EXERCISE BRIEF:
Transcribe the rows verbatim, from the first row through the line containing "tab-label: Contacts [1033,301,1101,319]", including both of those ends.

Layout coordinate data
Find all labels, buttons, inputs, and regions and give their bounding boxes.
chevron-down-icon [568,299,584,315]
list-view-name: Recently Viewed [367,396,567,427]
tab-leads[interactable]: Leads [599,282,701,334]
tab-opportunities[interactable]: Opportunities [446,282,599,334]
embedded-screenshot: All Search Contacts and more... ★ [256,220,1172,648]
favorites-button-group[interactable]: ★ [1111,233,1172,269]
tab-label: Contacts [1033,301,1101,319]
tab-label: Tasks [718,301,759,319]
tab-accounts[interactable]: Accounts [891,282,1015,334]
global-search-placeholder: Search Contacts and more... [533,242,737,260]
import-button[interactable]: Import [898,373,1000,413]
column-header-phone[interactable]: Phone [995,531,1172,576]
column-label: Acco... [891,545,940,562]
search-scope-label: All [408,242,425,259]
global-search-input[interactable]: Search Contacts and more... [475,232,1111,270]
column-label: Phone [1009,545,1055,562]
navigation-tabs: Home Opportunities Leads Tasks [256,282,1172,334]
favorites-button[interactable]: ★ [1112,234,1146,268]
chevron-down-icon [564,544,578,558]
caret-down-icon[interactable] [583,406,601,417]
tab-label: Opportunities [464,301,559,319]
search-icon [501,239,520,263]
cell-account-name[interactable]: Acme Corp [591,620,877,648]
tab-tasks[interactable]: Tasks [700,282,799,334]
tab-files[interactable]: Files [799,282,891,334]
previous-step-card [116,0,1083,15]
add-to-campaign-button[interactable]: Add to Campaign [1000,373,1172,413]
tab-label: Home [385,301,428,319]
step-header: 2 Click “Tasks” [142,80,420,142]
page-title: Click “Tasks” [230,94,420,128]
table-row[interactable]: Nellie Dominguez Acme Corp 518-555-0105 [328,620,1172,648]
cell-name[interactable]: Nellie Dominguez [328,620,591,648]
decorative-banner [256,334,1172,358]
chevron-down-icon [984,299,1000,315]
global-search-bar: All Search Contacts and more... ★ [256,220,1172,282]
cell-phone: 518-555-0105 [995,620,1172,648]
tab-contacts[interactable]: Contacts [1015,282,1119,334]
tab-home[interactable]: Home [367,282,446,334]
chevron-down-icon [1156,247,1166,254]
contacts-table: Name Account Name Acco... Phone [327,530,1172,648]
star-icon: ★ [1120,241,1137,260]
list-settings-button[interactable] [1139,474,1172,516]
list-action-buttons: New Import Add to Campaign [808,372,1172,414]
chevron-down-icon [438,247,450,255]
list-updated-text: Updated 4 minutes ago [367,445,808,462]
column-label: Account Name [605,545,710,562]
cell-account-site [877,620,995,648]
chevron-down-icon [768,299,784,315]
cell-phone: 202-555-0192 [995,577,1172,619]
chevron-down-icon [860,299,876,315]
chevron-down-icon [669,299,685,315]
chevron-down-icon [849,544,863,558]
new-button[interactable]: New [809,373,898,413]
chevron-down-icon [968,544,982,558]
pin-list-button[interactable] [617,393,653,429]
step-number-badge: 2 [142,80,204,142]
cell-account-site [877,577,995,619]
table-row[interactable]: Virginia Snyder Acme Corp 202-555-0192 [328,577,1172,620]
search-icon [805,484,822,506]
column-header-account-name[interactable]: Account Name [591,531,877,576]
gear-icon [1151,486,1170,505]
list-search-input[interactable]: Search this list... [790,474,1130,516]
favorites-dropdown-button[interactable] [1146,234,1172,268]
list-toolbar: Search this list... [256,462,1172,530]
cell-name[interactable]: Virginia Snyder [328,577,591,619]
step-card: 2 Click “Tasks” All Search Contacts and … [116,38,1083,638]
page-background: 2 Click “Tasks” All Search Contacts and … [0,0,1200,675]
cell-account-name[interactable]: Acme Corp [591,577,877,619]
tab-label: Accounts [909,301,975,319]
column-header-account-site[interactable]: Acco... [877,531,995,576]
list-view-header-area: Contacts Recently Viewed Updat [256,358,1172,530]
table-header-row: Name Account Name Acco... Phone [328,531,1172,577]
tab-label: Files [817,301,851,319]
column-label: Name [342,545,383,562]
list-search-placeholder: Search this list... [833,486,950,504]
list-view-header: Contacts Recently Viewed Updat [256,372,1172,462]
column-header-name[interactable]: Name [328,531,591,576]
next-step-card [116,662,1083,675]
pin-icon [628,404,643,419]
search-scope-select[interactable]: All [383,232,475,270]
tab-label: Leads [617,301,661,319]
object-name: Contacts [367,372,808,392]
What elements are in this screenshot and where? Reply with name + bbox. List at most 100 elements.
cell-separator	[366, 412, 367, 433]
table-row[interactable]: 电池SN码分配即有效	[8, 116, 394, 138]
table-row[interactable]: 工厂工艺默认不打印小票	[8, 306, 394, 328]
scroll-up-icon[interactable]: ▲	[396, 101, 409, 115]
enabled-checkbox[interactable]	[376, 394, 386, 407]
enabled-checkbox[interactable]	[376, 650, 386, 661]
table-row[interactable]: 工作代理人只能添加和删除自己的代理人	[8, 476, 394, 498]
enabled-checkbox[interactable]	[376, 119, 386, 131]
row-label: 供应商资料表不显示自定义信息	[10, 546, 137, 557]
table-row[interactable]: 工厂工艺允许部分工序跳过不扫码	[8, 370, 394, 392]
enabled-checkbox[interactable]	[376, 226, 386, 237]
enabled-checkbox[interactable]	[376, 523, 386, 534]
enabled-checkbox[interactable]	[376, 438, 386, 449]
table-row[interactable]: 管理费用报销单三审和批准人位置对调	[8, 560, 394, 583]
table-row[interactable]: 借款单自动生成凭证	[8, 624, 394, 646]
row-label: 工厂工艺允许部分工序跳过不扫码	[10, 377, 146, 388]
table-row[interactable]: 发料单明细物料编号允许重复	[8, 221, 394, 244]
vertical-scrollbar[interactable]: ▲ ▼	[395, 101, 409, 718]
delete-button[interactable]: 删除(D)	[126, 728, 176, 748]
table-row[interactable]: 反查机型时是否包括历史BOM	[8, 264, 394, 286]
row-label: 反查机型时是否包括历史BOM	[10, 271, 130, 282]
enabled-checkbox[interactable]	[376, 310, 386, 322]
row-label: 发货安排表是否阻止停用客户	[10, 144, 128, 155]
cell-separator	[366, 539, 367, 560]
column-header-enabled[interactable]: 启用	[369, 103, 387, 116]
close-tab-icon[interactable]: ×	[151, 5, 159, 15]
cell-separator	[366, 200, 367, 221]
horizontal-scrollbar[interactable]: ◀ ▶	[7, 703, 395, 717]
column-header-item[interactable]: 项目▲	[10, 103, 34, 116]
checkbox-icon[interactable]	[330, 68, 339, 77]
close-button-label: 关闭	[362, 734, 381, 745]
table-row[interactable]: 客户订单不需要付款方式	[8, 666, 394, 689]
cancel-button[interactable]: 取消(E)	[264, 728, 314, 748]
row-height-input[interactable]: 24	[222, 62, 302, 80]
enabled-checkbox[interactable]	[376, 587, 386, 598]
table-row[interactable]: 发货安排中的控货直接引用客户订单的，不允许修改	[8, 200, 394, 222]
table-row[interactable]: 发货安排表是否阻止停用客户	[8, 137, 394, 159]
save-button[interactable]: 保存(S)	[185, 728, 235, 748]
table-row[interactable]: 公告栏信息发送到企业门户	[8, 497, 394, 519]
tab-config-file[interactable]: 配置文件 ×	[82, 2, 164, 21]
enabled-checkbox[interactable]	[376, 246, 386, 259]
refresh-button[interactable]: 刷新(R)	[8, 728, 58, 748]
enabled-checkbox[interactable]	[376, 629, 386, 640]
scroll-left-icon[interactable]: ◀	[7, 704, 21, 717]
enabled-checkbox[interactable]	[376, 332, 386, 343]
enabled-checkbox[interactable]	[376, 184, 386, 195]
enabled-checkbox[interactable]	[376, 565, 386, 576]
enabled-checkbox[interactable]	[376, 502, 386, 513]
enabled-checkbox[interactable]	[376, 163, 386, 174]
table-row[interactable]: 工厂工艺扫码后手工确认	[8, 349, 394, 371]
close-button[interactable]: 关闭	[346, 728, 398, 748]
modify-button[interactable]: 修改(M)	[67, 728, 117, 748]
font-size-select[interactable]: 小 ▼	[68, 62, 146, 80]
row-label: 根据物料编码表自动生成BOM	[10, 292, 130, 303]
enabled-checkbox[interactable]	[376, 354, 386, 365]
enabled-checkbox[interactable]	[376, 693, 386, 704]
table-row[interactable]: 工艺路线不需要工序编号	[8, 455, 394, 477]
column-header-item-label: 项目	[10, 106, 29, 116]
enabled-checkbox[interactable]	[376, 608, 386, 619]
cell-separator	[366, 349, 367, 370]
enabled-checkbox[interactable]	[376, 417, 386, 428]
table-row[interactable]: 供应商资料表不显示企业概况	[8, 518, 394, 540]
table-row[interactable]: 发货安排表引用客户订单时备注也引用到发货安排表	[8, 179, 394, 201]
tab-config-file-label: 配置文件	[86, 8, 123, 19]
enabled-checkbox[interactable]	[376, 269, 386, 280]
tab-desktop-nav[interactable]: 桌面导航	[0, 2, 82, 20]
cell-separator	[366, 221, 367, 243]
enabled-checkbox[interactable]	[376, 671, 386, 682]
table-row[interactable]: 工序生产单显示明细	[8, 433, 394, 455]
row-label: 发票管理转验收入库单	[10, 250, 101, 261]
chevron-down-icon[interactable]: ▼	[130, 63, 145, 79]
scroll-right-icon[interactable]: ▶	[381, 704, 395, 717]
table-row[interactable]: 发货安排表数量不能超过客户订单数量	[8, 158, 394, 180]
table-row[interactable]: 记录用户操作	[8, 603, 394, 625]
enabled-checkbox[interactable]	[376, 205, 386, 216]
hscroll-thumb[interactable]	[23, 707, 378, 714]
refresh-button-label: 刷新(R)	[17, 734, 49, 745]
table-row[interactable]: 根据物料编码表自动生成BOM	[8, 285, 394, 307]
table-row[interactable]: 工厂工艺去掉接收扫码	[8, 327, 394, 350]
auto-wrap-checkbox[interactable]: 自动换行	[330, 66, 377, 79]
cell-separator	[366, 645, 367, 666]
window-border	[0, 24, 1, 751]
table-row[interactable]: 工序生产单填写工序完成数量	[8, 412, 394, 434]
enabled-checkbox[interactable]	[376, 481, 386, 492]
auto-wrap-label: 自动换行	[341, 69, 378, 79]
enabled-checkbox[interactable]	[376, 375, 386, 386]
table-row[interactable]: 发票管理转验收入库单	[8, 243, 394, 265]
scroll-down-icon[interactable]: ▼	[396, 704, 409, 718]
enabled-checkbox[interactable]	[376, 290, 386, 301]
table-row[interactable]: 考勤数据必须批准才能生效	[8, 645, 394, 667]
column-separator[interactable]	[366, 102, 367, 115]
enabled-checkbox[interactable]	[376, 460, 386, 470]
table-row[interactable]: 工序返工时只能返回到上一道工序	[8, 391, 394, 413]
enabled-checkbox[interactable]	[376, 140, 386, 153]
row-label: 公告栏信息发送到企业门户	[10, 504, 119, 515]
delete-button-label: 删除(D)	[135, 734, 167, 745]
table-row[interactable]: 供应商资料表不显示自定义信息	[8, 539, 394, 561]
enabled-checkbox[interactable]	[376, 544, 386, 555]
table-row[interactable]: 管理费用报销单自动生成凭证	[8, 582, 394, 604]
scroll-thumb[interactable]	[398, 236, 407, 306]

EXERCISE ANSWER:
Find all labels, buttons, inputs, and regions and give their bounding boxes.
chevron-down-icon [568,299,584,315]
list-view-name: Recently Viewed [367,396,567,427]
tab-leads[interactable]: Leads [599,282,701,334]
tab-opportunities[interactable]: Opportunities [446,282,599,334]
embedded-screenshot: All Search Contacts and more... ★ [256,220,1172,648]
favorites-button-group[interactable]: ★ [1111,233,1172,269]
tab-label: Contacts [1033,301,1101,319]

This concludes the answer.